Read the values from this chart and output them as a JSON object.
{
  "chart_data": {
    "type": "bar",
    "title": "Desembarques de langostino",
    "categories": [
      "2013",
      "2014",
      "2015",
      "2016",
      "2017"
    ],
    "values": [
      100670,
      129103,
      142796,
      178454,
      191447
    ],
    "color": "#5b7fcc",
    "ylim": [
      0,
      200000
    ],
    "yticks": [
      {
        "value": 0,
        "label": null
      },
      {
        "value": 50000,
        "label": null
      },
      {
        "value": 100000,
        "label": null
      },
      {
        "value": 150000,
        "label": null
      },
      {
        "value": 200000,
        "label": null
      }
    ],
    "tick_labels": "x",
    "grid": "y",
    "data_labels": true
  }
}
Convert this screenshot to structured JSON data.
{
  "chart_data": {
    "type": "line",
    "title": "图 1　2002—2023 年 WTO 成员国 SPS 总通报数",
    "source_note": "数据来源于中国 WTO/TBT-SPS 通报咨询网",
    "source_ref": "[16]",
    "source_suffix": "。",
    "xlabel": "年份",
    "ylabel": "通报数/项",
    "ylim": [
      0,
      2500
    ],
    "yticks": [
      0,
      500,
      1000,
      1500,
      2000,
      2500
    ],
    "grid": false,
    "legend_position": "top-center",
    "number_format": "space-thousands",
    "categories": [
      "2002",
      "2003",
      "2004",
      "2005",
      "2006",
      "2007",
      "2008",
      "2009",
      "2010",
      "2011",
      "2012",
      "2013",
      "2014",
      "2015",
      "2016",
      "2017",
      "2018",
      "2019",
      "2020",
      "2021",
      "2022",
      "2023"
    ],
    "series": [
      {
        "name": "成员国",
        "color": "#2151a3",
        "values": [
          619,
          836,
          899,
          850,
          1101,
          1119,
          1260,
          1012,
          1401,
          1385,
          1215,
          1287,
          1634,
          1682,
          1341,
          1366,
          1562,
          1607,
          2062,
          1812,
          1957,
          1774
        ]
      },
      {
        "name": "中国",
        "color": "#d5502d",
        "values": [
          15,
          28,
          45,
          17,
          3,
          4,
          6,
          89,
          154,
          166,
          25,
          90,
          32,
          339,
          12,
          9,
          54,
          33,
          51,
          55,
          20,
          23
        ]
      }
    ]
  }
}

TASK PROMPT —
Extract each line of the listing above, copying it word for word.

OUTPUT OF THE EXERCISE —
Read the values from this chart and output them as a JSON object.
{
  "chart_data": {
    "type": "bar",
    "title": "Desembarques de langostino",
    "categories": [
      "2013",
      "2014",
      "2015",
      "2016",
      "2017"
    ],
    "values": [
      100670,
      129103,
      142796,
      178454,
      191447
    ],
    "color": "#5b7fcc",
    "ylim": [
      0,
      200000
    ],
    "yticks": [
      {
        "value": 0,
        "label": null
      },
      {
        "value": 50000,
        "label": null
      },
      {
        "value": 100000,
        "label": null
      },
      {
        "value": 150000,
        "label": null
      },
      {
        "value": 200000,
        "label": null
      }
    ],
    "tick_labels": "x",
    "grid": "y",
    "data_labels": true
  }
}
Convert this screenshot to structured JSON data.
{
  "chart_data": {
    "type": "line",
    "title": "图 1　2002—2023 年 WTO 成员国 SPS 总通报数",
    "source_note": "数据来源于中国 WTO/TBT-SPS 通报咨询网",
    "source_ref": "[16]",
    "source_suffix": "。",
    "xlabel": "年份",
    "ylabel": "通报数/项",
    "ylim": [
      0,
      2500
    ],
    "yticks": [
      0,
      500,
      1000,
      1500,
      2000,
      2500
    ],
    "grid": false,
    "legend_position": "top-center",
    "number_format": "space-thousands",
    "categories": [
      "2002",
      "2003",
      "2004",
      "2005",
      "2006",
      "2007",
      "2008",
      "2009",
      "2010",
      "2011",
      "2012",
      "2013",
      "2014",
      "2015",
      "2016",
      "2017",
      "2018",
      "2019",
      "2020",
      "2021",
      "2022",
      "2023"
    ],
    "series": [
      {
        "name": "成员国",
        "color": "#2151a3",
        "values": [
          619,
          836,
          899,
          850,
          1101,
          1119,
          1260,
          1012,
          1401,
          1385,
          1215,
          1287,
          1634,
          1682,
          1341,
          1366,
          1562,
          1607,
          2062,
          1812,
          1957,
          1774
        ]
      },
      {
        "name": "中国",
        "color": "#d5502d",
        "values": [
          15,
          28,
          45,
          17,
          3,
          4,
          6,
          89,
          154,
          166,
          25,
          90,
          32,
          339,
          12,
          9,
          54,
          33,
          51,
          55,
          20,
          23
        ]
      }
    ]
  }
}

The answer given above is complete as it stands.